• _Set task_
Leave the pictures out, and retype all of the material exactly as written.

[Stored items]
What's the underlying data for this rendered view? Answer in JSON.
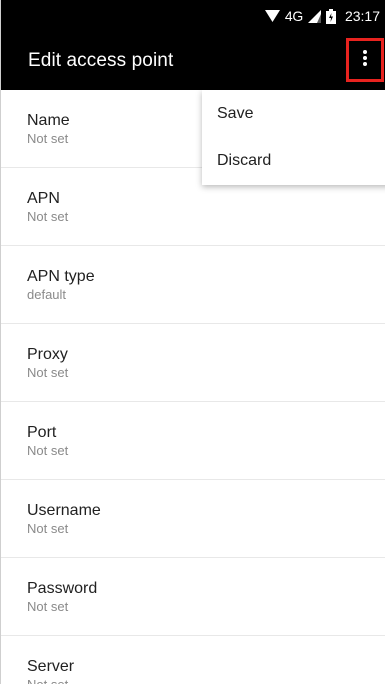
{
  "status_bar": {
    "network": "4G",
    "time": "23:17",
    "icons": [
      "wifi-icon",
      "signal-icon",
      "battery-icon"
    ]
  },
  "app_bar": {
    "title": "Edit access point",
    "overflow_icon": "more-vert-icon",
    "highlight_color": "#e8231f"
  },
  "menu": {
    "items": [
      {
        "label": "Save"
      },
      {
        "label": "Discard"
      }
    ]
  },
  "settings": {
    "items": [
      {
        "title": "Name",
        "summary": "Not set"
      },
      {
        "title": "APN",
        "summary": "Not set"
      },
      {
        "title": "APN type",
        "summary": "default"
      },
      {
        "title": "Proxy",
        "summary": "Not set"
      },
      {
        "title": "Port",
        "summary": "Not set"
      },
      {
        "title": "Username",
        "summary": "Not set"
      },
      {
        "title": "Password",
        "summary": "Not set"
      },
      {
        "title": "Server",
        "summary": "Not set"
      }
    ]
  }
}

• _Exercise output_
What's the underlying data for this rendered view? Answer in JSON.
{
  "status_bar": {
    "network": "4G",
    "time": "23:17",
    "icons": [
      "wifi-icon",
      "signal-icon",
      "battery-icon"
    ]
  },
  "app_bar": {
    "title": "Edit access point",
    "overflow_icon": "more-vert-icon",
    "highlight_color": "#e8231f"
  },
  "menu": {
    "items": [
      {
        "label": "Save"
      },
      {
        "label": "Discard"
      }
    ]
  },
  "settings": {
    "items": [
      {
        "title": "Name",
        "summary": "Not set"
      },
      {
        "title": "APN",
        "summary": "Not set"
      },
      {
        "title": "APN type",
        "summary": "default"
      },
      {
        "title": "Proxy",
        "summary": "Not set"
      },
      {
        "title": "Port",
        "summary": "Not set"
      },
      {
        "title": "Username",
        "summary": "Not set"
      },
      {
        "title": "Password",
        "summary": "Not set"
      },
      {
        "title": "Server",
        "summary": "Not set"
      }
    ]
  }
}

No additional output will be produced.